WHAT IS NEEDED:
Out of the lines below, please list those that hold the string "открытого".

INPUT DATA:
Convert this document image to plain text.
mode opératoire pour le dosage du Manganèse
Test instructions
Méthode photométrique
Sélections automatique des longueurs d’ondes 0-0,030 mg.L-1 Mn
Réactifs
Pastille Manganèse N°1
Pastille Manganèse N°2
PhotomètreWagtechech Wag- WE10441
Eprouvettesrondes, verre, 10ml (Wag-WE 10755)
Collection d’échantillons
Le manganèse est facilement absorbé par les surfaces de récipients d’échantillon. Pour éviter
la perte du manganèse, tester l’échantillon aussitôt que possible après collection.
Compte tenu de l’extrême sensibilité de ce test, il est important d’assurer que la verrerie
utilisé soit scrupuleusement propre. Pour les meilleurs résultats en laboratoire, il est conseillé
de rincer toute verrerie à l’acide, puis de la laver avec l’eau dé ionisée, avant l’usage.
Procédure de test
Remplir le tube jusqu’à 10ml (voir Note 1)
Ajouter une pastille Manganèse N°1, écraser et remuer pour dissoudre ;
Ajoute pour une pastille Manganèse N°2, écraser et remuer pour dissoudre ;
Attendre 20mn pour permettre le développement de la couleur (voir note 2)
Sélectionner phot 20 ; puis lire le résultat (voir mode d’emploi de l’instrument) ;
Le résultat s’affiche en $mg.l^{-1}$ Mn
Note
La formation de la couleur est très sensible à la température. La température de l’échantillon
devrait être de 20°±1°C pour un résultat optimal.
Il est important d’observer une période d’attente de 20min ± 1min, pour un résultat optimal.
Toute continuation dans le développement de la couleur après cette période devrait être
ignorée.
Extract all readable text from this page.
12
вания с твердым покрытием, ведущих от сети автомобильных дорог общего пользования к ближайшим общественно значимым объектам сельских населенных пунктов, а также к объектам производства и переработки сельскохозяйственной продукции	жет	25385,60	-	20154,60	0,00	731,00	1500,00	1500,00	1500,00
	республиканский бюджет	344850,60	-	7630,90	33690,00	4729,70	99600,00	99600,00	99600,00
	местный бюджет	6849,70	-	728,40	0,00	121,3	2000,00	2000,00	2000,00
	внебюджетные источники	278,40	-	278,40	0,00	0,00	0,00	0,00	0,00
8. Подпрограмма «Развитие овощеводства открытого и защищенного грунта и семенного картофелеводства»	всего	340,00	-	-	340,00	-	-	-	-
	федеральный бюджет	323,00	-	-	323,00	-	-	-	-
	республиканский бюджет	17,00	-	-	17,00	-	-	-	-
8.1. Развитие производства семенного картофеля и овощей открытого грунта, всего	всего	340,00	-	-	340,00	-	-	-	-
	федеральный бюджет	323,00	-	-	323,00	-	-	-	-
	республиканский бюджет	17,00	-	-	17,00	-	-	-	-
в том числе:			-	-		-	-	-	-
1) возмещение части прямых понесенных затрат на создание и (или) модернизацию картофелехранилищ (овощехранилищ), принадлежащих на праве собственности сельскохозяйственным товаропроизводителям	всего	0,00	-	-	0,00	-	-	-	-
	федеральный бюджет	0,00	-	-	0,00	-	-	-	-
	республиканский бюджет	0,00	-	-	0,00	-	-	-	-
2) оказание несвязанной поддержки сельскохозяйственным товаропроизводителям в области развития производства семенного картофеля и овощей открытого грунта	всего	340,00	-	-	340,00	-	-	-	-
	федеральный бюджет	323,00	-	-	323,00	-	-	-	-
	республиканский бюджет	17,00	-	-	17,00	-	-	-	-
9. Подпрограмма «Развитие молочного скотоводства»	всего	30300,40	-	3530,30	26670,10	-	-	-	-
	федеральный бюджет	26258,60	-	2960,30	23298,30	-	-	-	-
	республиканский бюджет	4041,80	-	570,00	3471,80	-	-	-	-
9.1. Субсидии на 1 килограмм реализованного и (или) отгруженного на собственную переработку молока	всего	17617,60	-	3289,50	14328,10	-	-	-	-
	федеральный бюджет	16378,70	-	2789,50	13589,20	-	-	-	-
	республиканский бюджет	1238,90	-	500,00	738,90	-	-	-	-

FINISHED EXERCISE:
8. Подпрограмма «Развитие овощеводства открытого и защищенного грунта и семенного картофелеводства»	всего	340,00	-	-	340,00	-	-	-	-
8.1. Развитие производства семенного картофеля и овощей открытого грунта, всего	всего	340,00	-	-	340,00	-	-	-	-
2) оказание несвязанной поддержки сельскохозяйственным товаропроизводителям в области развития производства семенного картофеля и овощей открытого грунта	всего	340,00	-	-	340,00	-	-	-	-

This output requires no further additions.